## GIVEN REQUEST
Rename "svg-text" to "text-label" throughout the data below, and give all the lines again with nothing else altered.

## ENTRIES SHOWN
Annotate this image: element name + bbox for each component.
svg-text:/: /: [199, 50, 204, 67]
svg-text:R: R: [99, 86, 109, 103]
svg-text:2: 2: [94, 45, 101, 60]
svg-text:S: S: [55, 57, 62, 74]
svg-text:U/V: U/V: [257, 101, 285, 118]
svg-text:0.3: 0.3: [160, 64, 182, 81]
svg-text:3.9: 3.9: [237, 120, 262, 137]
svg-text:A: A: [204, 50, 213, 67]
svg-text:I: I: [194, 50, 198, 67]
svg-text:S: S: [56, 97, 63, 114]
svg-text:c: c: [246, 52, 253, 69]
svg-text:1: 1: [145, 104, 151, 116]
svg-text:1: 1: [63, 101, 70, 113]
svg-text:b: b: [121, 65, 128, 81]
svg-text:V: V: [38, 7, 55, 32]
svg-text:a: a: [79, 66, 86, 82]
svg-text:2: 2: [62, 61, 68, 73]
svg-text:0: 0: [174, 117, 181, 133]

## RIGHT ANSWER
Annotate this image: element name + bbox for each component.
text-label:/: /: [199, 50, 204, 67]
text-label:R: R: [99, 86, 109, 103]
text-label:2: 2: [94, 45, 101, 60]
text-label:S: S: [55, 57, 62, 74]
text-label:U/V: U/V: [257, 101, 285, 118]
text-label:0.3: 0.3: [160, 64, 182, 81]
text-label:3.9: 3.9: [237, 120, 262, 137]
text-label:A: A: [204, 50, 213, 67]
text-label:I: I: [194, 50, 198, 67]
text-label:S: S: [56, 97, 63, 114]
text-label:c: c: [246, 52, 253, 69]
text-label:1: 1: [145, 104, 151, 116]
text-label:1: 1: [63, 101, 70, 113]
text-label:b: b: [121, 65, 128, 81]
text-label:V: V: [38, 7, 55, 32]
text-label:a: a: [79, 66, 86, 82]
text-label:2: 2: [62, 61, 68, 73]
text-label:0: 0: [174, 117, 181, 133]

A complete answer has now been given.